**GIVEN EXERCISE:** Copy the rows exactly, from the first one through the line containing "text-line: 里面是什么豆豆。反复游戏听辨。 xyxy=(192,643,703,677)", including that line.

-------- DATASET CONTENT --------

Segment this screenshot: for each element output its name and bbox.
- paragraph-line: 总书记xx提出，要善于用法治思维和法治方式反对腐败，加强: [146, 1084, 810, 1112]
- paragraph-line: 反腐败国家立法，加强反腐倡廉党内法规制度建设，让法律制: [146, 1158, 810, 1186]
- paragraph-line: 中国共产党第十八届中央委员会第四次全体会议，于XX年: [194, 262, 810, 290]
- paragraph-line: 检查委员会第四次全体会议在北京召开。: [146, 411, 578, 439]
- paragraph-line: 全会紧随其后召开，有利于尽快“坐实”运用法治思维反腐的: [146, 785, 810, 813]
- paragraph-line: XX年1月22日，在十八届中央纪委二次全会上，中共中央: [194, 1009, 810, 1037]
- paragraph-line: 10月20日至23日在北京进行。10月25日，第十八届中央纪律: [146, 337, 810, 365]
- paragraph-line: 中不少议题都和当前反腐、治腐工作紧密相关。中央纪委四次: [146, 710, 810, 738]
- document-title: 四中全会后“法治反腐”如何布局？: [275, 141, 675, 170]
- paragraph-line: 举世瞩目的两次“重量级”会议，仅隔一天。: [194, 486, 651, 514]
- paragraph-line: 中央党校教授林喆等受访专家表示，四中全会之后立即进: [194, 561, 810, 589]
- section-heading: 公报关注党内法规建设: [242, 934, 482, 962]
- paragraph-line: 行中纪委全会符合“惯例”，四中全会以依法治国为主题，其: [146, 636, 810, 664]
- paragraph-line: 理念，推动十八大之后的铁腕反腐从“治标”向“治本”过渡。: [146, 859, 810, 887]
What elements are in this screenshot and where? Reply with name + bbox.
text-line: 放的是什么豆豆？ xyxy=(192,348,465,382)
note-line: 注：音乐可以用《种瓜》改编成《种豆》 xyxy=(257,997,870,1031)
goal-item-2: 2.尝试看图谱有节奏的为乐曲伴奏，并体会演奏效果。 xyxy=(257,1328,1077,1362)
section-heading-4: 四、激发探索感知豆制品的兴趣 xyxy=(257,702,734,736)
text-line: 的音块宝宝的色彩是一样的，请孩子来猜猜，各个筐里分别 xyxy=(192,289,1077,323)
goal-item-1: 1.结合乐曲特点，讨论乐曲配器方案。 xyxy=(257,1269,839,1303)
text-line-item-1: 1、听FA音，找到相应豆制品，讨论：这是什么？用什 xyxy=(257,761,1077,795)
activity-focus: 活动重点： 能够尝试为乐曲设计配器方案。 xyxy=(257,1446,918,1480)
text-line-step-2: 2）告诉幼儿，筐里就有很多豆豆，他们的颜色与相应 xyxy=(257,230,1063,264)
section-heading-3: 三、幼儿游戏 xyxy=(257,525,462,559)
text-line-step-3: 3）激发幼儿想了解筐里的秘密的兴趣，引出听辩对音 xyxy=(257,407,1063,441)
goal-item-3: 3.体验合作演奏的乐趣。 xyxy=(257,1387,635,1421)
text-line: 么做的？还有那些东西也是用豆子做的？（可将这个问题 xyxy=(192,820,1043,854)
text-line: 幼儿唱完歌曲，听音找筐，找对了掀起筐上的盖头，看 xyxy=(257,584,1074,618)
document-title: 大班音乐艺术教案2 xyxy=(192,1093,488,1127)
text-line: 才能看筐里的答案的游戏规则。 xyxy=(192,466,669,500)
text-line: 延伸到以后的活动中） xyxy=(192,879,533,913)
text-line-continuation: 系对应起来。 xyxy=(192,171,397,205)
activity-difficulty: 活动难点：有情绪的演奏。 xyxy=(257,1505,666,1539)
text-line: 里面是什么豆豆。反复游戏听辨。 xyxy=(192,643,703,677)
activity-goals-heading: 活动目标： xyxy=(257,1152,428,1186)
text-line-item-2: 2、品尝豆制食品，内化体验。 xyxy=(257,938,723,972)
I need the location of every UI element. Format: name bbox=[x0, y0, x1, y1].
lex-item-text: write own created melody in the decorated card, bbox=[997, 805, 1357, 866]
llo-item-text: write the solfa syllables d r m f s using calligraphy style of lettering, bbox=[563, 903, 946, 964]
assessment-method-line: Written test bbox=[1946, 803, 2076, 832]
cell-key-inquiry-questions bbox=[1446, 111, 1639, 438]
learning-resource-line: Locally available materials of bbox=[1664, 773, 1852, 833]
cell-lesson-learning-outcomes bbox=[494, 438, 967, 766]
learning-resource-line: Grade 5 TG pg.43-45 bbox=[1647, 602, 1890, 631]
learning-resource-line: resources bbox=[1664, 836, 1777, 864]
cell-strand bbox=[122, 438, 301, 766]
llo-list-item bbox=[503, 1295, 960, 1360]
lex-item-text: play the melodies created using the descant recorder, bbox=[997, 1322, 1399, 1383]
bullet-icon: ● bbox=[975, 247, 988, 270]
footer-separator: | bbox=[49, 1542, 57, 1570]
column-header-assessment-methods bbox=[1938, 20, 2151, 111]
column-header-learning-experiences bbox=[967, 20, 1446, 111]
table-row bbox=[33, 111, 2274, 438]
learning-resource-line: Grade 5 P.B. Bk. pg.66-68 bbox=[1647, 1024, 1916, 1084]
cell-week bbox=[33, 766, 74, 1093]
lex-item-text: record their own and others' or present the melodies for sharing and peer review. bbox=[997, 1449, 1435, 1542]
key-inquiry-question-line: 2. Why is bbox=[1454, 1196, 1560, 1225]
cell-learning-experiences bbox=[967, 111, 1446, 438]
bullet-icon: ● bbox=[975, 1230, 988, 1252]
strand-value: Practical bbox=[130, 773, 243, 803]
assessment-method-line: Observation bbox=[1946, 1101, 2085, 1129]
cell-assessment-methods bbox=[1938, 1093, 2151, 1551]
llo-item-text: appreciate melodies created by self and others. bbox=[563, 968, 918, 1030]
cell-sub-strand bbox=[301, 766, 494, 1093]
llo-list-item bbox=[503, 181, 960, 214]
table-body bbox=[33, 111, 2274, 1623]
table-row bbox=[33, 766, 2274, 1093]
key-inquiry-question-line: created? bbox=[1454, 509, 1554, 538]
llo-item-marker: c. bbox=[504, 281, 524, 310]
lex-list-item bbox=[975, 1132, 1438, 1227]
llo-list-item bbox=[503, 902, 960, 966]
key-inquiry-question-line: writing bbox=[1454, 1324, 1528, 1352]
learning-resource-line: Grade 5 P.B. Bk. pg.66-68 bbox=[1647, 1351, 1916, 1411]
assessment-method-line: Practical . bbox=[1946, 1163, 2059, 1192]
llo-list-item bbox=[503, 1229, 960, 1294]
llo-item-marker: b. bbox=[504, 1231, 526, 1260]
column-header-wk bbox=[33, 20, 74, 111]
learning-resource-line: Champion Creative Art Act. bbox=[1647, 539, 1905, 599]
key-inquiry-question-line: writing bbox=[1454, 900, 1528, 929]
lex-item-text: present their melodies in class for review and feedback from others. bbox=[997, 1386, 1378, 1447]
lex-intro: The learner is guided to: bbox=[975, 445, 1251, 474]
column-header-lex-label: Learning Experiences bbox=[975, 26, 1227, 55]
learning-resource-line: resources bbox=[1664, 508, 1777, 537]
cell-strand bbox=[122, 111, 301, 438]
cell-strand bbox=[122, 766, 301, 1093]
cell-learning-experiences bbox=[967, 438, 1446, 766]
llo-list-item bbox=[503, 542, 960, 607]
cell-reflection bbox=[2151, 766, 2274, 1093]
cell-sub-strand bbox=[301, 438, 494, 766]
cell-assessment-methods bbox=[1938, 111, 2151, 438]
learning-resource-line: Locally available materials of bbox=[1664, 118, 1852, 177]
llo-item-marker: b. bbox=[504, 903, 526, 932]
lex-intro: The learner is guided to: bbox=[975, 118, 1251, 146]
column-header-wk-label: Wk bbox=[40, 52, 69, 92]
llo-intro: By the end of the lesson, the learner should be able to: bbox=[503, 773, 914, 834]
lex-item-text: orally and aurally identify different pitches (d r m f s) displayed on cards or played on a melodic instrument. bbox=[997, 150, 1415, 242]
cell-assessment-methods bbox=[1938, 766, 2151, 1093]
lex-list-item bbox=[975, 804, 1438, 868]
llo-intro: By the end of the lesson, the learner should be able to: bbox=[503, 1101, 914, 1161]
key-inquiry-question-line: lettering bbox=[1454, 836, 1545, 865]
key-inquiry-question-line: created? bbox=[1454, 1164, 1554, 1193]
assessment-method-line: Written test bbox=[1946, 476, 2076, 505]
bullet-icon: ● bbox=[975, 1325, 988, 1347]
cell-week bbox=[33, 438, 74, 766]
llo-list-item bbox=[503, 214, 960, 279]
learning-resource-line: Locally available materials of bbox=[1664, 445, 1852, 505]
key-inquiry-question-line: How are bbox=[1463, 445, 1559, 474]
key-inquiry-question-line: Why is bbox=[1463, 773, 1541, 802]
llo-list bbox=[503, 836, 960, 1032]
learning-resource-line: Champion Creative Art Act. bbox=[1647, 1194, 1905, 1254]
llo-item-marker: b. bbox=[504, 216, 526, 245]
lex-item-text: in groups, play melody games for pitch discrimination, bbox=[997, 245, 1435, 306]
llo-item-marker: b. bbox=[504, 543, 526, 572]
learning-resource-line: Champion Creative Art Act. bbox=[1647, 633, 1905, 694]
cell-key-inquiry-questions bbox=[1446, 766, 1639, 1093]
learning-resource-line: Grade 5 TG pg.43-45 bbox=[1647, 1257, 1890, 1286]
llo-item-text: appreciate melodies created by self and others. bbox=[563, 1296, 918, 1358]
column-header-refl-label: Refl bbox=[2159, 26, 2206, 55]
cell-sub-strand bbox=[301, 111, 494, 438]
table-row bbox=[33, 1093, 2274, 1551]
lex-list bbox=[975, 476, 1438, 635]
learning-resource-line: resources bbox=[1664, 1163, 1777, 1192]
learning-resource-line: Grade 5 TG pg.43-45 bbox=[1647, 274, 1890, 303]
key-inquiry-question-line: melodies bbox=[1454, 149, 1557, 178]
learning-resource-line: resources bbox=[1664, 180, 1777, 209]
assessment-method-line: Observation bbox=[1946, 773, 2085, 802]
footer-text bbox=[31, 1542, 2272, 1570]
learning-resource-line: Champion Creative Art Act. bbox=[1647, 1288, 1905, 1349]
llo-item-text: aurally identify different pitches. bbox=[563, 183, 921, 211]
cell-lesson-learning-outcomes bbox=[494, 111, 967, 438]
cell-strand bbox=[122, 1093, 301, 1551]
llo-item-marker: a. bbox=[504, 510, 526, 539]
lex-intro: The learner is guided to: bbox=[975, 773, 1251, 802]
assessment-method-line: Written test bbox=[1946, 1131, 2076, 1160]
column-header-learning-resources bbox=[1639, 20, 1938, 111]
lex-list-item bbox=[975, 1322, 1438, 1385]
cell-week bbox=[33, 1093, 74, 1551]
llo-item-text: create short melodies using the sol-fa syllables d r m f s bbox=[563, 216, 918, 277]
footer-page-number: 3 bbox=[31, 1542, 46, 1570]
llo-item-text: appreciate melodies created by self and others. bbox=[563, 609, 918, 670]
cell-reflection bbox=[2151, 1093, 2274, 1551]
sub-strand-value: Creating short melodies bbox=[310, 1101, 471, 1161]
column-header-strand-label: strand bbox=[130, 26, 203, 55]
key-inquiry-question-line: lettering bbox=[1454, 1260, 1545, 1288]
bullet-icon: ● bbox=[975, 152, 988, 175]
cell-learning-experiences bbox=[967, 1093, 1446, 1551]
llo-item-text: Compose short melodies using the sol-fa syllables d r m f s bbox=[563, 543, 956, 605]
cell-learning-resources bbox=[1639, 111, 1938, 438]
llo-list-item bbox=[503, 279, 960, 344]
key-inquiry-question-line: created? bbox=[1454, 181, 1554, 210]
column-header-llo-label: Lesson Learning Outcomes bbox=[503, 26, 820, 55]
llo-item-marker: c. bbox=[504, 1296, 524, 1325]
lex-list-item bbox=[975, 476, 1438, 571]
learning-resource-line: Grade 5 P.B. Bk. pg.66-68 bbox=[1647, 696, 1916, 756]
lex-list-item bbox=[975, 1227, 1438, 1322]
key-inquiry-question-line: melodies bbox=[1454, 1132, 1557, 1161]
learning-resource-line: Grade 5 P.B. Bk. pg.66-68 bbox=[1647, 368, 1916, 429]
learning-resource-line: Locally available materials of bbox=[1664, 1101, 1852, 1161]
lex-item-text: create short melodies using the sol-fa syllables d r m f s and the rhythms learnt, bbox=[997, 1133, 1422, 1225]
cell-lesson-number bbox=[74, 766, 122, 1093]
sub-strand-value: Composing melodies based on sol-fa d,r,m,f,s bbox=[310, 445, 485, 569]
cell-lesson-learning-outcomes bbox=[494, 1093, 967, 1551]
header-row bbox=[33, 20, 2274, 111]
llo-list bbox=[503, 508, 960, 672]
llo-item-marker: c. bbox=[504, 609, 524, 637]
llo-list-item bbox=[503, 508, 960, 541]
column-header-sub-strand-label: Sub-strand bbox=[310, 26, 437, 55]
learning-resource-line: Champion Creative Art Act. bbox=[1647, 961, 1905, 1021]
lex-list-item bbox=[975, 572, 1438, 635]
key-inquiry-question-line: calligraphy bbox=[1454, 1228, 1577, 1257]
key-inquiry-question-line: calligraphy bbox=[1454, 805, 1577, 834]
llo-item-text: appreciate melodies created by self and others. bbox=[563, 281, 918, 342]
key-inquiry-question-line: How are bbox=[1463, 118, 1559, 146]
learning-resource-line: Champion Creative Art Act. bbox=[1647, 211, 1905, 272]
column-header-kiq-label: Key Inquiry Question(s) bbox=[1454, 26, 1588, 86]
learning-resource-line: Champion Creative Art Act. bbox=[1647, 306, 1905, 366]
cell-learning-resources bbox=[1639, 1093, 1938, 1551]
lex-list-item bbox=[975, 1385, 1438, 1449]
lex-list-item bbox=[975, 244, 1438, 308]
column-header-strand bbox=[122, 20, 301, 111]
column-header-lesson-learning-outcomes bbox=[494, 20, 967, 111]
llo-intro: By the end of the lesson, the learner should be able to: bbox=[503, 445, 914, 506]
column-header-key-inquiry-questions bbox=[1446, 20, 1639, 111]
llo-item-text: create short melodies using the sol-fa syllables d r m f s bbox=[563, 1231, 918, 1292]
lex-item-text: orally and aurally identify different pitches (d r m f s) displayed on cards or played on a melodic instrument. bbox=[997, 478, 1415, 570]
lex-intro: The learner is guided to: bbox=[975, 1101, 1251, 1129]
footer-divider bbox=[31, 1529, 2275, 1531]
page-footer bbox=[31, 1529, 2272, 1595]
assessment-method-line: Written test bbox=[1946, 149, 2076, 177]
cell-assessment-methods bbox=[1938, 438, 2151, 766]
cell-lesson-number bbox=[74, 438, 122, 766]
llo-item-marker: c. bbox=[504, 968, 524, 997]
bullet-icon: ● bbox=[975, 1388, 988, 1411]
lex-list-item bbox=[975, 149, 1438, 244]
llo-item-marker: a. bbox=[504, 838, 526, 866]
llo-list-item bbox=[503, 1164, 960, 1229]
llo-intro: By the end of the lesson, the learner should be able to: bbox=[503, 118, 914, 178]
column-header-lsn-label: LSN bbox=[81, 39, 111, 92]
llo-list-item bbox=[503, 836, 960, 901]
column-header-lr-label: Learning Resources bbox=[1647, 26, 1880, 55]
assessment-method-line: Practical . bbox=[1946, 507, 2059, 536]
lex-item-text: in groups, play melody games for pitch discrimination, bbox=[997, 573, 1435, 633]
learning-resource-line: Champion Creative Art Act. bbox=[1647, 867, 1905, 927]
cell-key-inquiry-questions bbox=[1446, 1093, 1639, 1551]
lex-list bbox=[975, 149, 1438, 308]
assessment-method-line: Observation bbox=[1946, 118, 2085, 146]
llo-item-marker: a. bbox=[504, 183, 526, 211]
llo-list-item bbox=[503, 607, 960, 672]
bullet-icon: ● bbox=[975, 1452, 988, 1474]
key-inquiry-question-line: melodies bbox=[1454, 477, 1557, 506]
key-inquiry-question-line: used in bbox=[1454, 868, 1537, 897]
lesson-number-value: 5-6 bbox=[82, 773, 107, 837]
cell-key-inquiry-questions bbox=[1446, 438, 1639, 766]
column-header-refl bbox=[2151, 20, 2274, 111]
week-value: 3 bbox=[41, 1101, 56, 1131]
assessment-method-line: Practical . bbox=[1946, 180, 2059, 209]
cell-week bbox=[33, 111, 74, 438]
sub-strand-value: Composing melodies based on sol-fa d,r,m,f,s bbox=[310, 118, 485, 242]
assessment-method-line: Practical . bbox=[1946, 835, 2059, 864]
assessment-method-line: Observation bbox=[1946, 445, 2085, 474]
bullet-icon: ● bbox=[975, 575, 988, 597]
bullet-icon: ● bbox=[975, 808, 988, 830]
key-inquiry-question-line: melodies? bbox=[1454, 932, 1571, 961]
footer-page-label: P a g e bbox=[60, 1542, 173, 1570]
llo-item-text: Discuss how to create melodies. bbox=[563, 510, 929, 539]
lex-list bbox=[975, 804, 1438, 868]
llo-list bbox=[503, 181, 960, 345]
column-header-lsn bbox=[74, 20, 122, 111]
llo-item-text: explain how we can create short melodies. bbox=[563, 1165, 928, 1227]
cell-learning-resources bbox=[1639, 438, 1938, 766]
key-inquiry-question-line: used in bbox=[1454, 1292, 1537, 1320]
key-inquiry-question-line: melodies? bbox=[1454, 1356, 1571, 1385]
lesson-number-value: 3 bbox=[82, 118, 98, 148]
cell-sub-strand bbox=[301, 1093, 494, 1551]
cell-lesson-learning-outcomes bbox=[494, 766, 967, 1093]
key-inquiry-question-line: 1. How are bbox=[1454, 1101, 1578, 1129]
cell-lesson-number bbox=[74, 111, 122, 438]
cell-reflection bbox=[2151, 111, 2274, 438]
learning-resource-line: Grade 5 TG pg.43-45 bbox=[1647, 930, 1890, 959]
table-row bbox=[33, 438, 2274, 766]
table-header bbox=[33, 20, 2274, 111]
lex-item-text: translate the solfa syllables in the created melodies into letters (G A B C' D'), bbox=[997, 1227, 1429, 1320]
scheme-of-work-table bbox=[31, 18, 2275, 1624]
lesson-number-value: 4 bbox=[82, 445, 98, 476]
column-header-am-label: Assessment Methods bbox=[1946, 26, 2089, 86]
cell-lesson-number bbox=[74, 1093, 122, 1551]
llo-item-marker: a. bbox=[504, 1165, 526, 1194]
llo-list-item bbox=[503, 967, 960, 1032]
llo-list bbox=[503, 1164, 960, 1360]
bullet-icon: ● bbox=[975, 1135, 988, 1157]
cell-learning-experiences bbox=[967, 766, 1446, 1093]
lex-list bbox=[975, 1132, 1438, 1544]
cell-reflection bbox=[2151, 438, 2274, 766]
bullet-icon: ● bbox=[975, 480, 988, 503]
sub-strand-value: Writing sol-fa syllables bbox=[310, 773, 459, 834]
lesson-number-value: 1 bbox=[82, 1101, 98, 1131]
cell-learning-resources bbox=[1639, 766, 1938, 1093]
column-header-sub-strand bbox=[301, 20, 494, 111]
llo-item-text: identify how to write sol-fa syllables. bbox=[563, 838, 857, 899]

--------

**EXERCISE SOLUTION:**
Segment this screenshot: for each element output its name and bbox.
- paragraph-line: 总书记xx提出，要善于用法治思维和法治方式反对腐败，加强: [146, 1084, 810, 1112]
- paragraph-line: 反腐败国家立法，加强反腐倡廉党内法规制度建设，让法律制: [146, 1158, 810, 1186]
- paragraph-line: 中国共产党第十八届中央委员会第四次全体会议，于XX年: [194, 262, 810, 290]
- paragraph-line: 检查委员会第四次全体会议在北京召开。: [146, 411, 578, 439]
- paragraph-line: 全会紧随其后召开，有利于尽快“坐实”运用法治思维反腐的: [146, 785, 810, 813]
- paragraph-line: XX年1月22日，在十八届中央纪委二次全会上，中共中央: [194, 1009, 810, 1037]
- paragraph-line: 10月20日至23日在北京进行。10月25日，第十八届中央纪律: [146, 337, 810, 365]
- paragraph-line: 中不少议题都和当前反腐、治腐工作紧密相关。中央纪委四次: [146, 710, 810, 738]
- document-title: 四中全会后“法治反腐”如何布局？: [275, 141, 675, 170]
- paragraph-line: 举世瞩目的两次“重量级”会议，仅隔一天。: [194, 486, 651, 514]
- paragraph-line: 中央党校教授林喆等受访专家表示，四中全会之后立即进: [194, 561, 810, 589]
- section-heading: 公报关注党内法规建设: [242, 934, 482, 962]
- paragraph-line: 行中纪委全会符合“惯例”，四中全会以依法治国为主题，其: [146, 636, 810, 664]
- paragraph-line: 理念，推动十八大之后的铁腕反腐从“治标”向“治本”过渡。: [146, 859, 810, 887]
What elements are in this screenshot and where? Reply with name + bbox.
text-line: 放的是什么豆豆？ xyxy=(192,348,465,382)
note-line: 注：音乐可以用《种瓜》改编成《种豆》 xyxy=(257,997,870,1031)
goal-item-2: 2.尝试看图谱有节奏的为乐曲伴奏，并体会演奏效果。 xyxy=(257,1328,1077,1362)
section-heading-4: 四、激发探索感知豆制品的兴趣 xyxy=(257,702,734,736)
text-line: 的音块宝宝的色彩是一样的，请孩子来猜猜，各个筐里分别 xyxy=(192,289,1077,323)
goal-item-1: 1.结合乐曲特点，讨论乐曲配器方案。 xyxy=(257,1269,839,1303)
text-line-item-1: 1、听FA音，找到相应豆制品，讨论：这是什么？用什 xyxy=(257,761,1077,795)
activity-focus: 活动重点： 能够尝试为乐曲设计配器方案。 xyxy=(257,1446,918,1480)
text-line-step-2: 2）告诉幼儿，筐里就有很多豆豆，他们的颜色与相应 xyxy=(257,230,1063,264)
section-heading-3: 三、幼儿游戏 xyxy=(257,525,462,559)
text-line-step-3: 3）激发幼儿想了解筐里的秘密的兴趣，引出听辩对音 xyxy=(257,407,1063,441)
goal-item-3: 3.体验合作演奏的乐趣。 xyxy=(257,1387,635,1421)
text-line: 么做的？还有那些东西也是用豆子做的？（可将这个问题 xyxy=(192,820,1043,854)
text-line: 幼儿唱完歌曲，听音找筐，找对了掀起筐上的盖头，看 xyxy=(257,584,1074,618)
document-title: 大班音乐艺术教案2 xyxy=(192,1093,488,1127)
text-line: 才能看筐里的答案的游戏规则。 xyxy=(192,466,669,500)
text-line: 延伸到以后的活动中） xyxy=(192,879,533,913)
text-line-continuation: 系对应起来。 xyxy=(192,171,397,205)
activity-difficulty: 活动难点：有情绪的演奏。 xyxy=(257,1505,666,1539)
text-line: 里面是什么豆豆。反复游戏听辨。 xyxy=(192,643,703,677)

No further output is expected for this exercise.